Goal of the exercise
Quote all lines below exactly. Images stay out.

Rows

========

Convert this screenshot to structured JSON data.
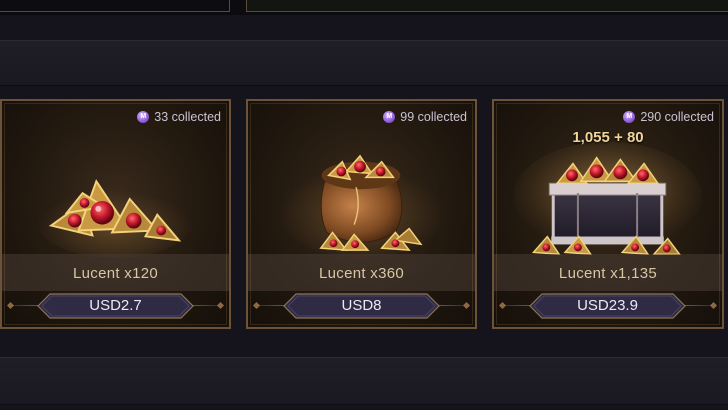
{
  "colors": {
    "page_bg": "#15141c",
    "card_border": "#6c5236",
    "gold_text": "#d9c6a3",
    "bonus_text": "#f0d49a",
    "button_fill": "#2f2b45",
    "collected_icon": "#8f5ed8"
  },
  "offers": [
    {
      "collected": "33 collected",
      "bonus": "",
      "name": "Lucent x120",
      "price": "USD2.7",
      "art": "lucent-gems-pile"
    },
    {
      "collected": "99 collected",
      "bonus": "",
      "name": "Lucent x360",
      "price": "USD8",
      "art": "lucent-pouch"
    },
    {
      "collected": "290 collected",
      "bonus": "1,055 + 80",
      "name": "Lucent x1,135",
      "price": "USD23.9",
      "art": "lucent-treasure-chest"
    }
  ]
}
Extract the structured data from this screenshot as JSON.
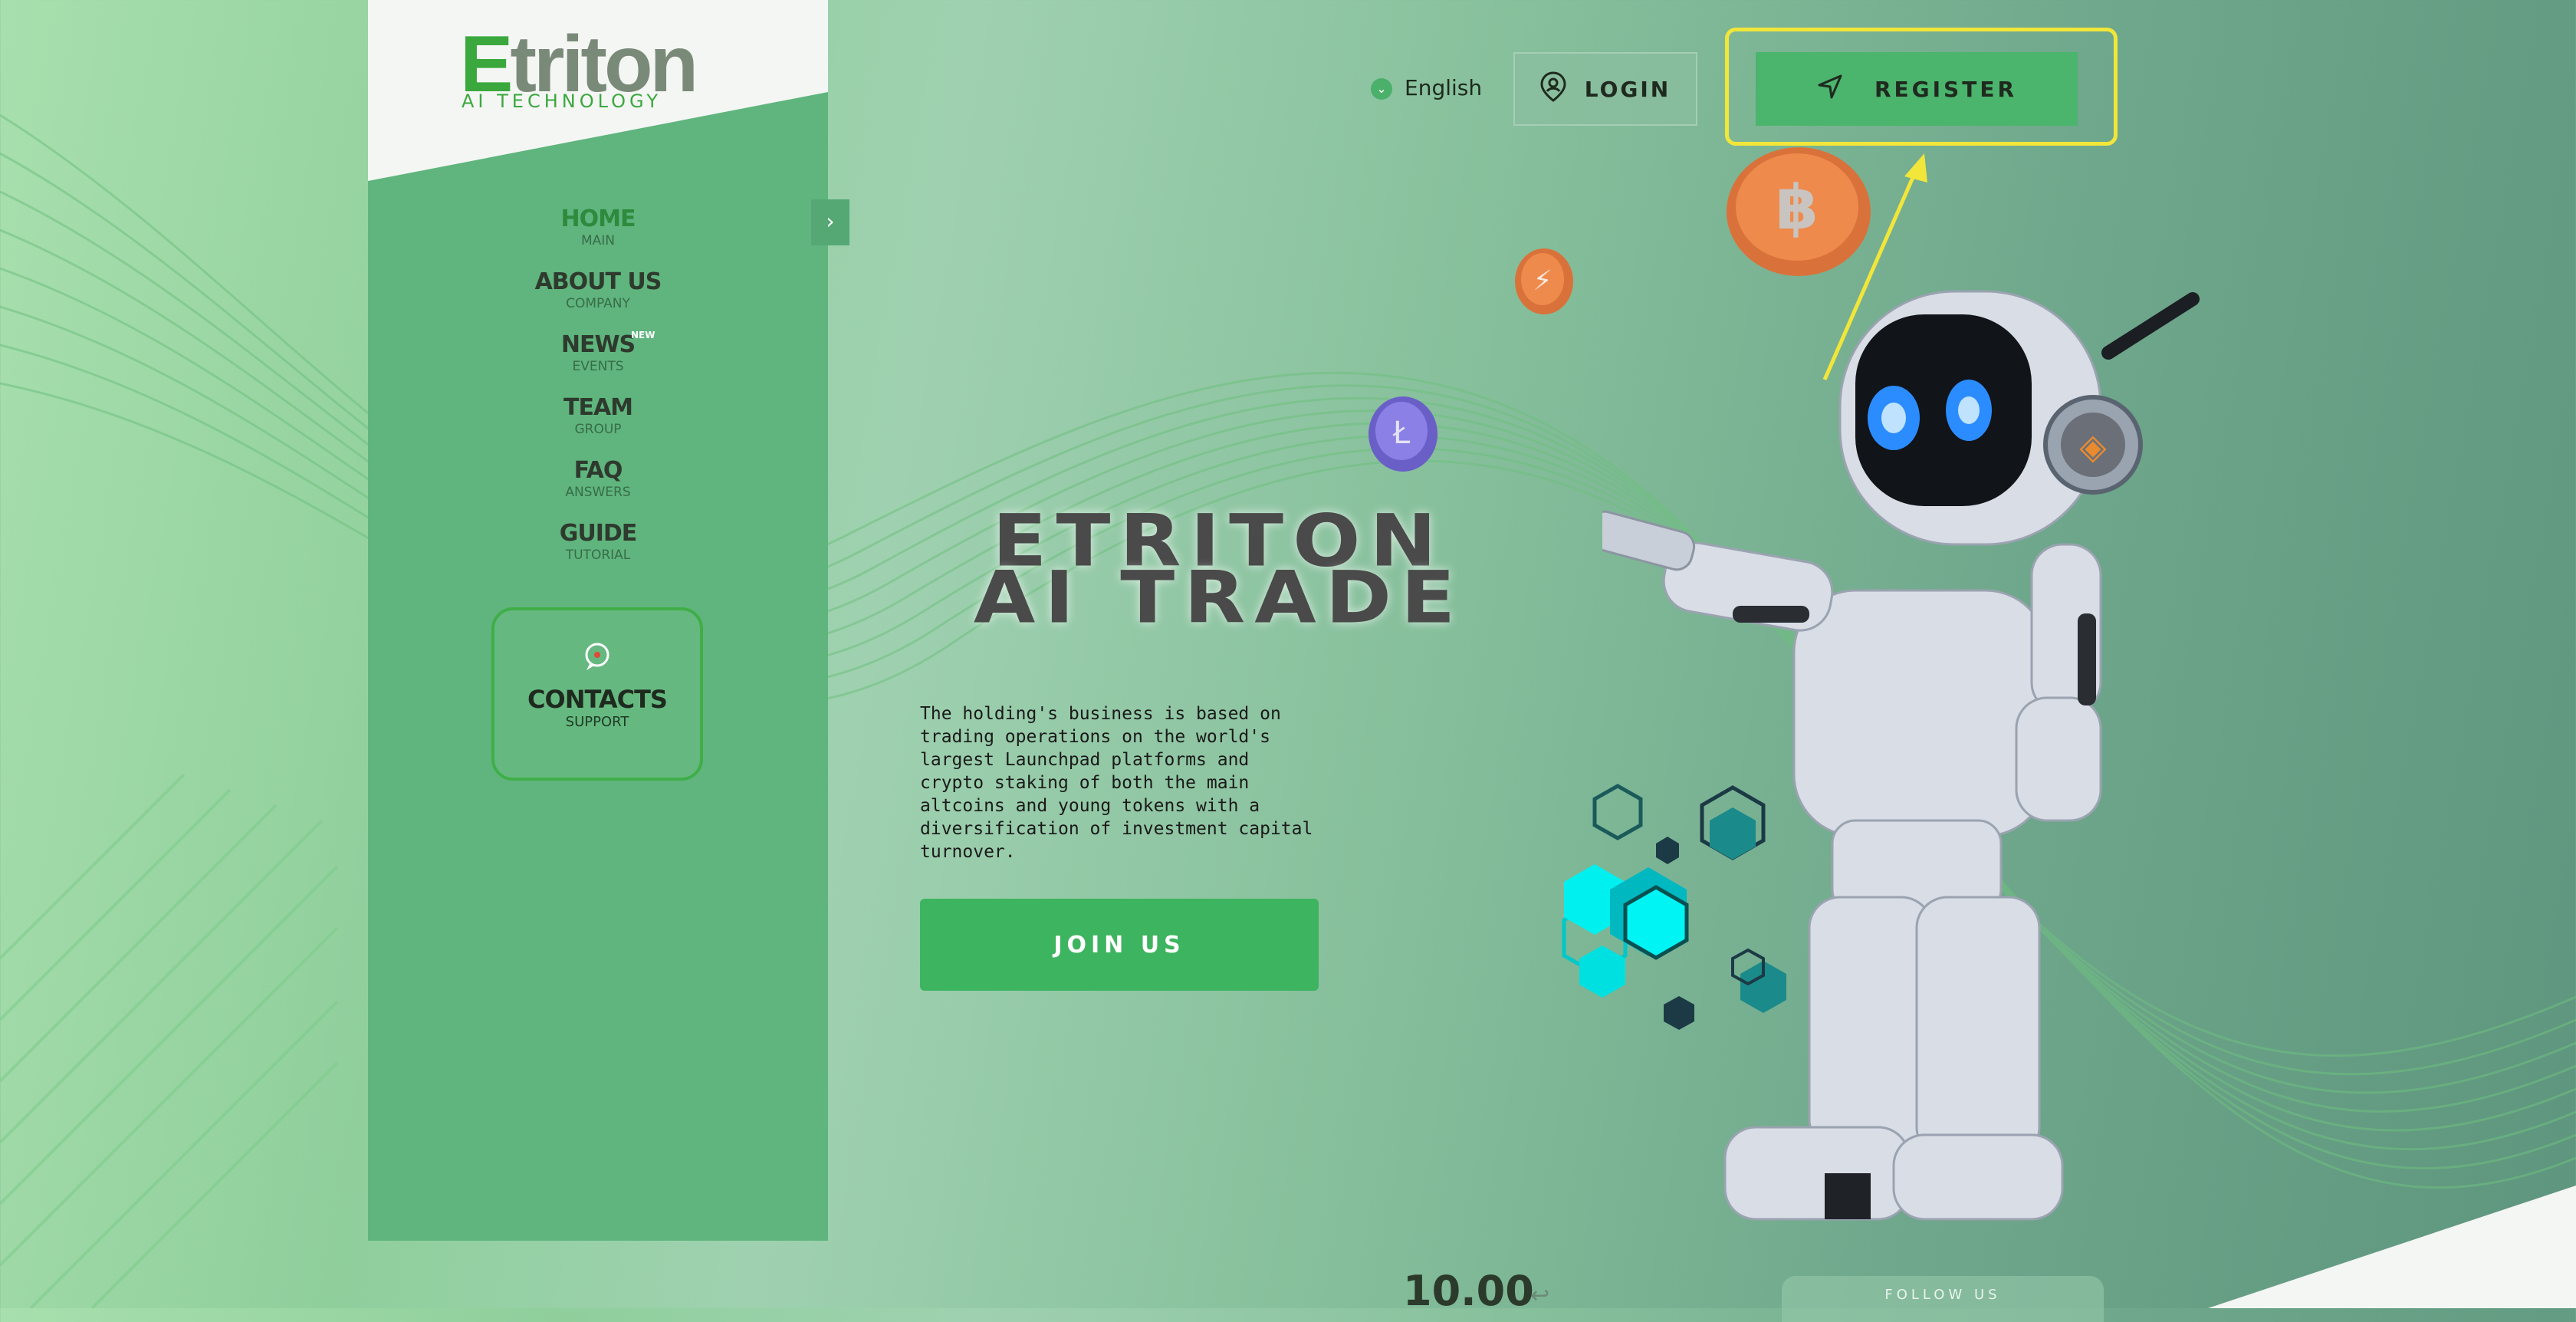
{
  "brand": {
    "logo_first_letter": "E",
    "logo_rest": "triton",
    "tagline": "AI TECHNOLOGY"
  },
  "nav": {
    "collapse_icon": "chevron-right-icon",
    "items": [
      {
        "label": "HOME",
        "sub": "MAIN",
        "active": true
      },
      {
        "label": "ABOUT US",
        "sub": "COMPANY"
      },
      {
        "label": "NEWS",
        "sub": "EVENTS",
        "badge": "NEW"
      },
      {
        "label": "TEAM",
        "sub": "GROUP"
      },
      {
        "label": "FAQ",
        "sub": "ANSWERS"
      },
      {
        "label": "GUIDE",
        "sub": "TUTORIAL"
      }
    ],
    "contacts": {
      "label": "CONTACTS",
      "sub": "SUPPORT",
      "icon": "chat-bubble-icon"
    }
  },
  "header": {
    "language": "English",
    "login_label": "LOGIN",
    "register_label": "REGISTER"
  },
  "hero": {
    "title_line1": "ETRITON",
    "title_line2": "AI TRADE",
    "description": "The holding's business is based on trading operations on the world's largest Launchpad platforms and crypto staking of both the main altcoins and young tokens with a diversification of investment capital turnover.",
    "cta": "JOIN US"
  },
  "footer": {
    "counter": "10.00",
    "follow_label": "FOLLOW US"
  },
  "colors": {
    "brand_green": "#3aa83d",
    "sidebar": "#5fb57d",
    "cta": "#3db45f",
    "highlight": "#f2e63a"
  }
}
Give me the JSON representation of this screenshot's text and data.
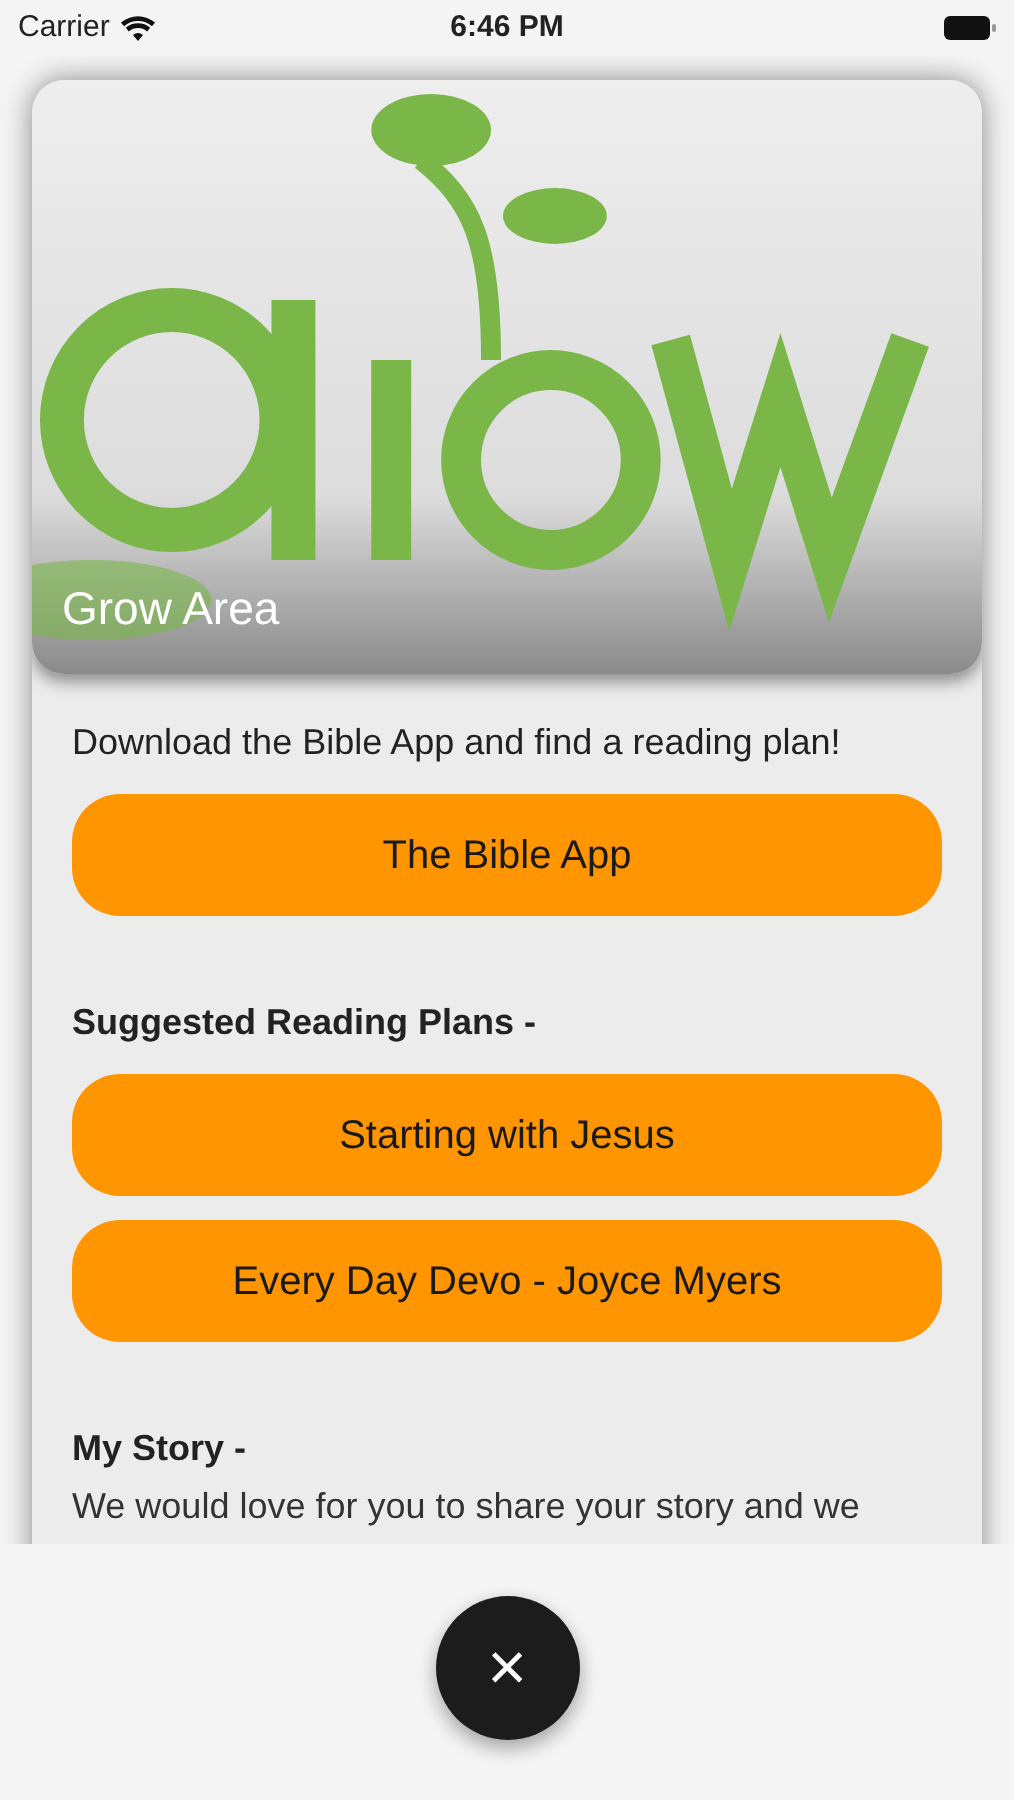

========

Written solution
Convert this screenshot to structured JSON data.
{
  "colors": {
    "page_bg": "#15141c",
    "card_border": "#6c5236",
    "gold_text": "#d9c6a3",
    "bonus_text": "#f0d49a",
    "button_fill": "#2f2b45",
    "collected_icon": "#8f5ed8"
  },
  "offers": [
    {
      "collected": "33 collected",
      "bonus": "",
      "name": "Lucent x120",
      "price": "USD2.7",
      "art": "lucent-gems-pile"
    },
    {
      "collected": "99 collected",
      "bonus": "",
      "name": "Lucent x360",
      "price": "USD8",
      "art": "lucent-pouch"
    },
    {
      "collected": "290 collected",
      "bonus": "1,055 + 80",
      "name": "Lucent x1,135",
      "price": "USD23.9",
      "art": "lucent-treasure-chest"
    }
  ]
}
Extract the structured data from this screenshot as JSON.
{
  "brand": {
    "logo_first_letter": "E",
    "logo_rest": "triton",
    "tagline": "AI TECHNOLOGY"
  },
  "nav": {
    "collapse_icon": "chevron-right-icon",
    "items": [
      {
        "label": "HOME",
        "sub": "MAIN",
        "active": true
      },
      {
        "label": "ABOUT US",
        "sub": "COMPANY"
      },
      {
        "label": "NEWS",
        "sub": "EVENTS",
        "badge": "NEW"
      },
      {
        "label": "TEAM",
        "sub": "GROUP"
      },
      {
        "label": "FAQ",
        "sub": "ANSWERS"
      },
      {
        "label": "GUIDE",
        "sub": "TUTORIAL"
      }
    ],
    "contacts": {
      "label": "CONTACTS",
      "sub": "SUPPORT",
      "icon": "chat-bubble-icon"
    }
  },
  "header": {
    "language": "English",
    "login_label": "LOGIN",
    "register_label": "REGISTER"
  },
  "hero": {
    "title_line1": "ETRITON",
    "title_line2": "AI TRADE",
    "description": "The holding's business is based on trading operations on the world's largest Launchpad platforms and crypto staking of both the main altcoins and young tokens with a diversification of investment capital turnover.",
    "cta": "JOIN US"
  },
  "footer": {
    "counter": "10.00",
    "follow_label": "FOLLOW US"
  },
  "colors": {
    "brand_green": "#3aa83d",
    "sidebar": "#5fb57d",
    "cta": "#3db45f",
    "highlight": "#f2e63a"
  }
}
Give me the JSON representation of this screenshot's text and data.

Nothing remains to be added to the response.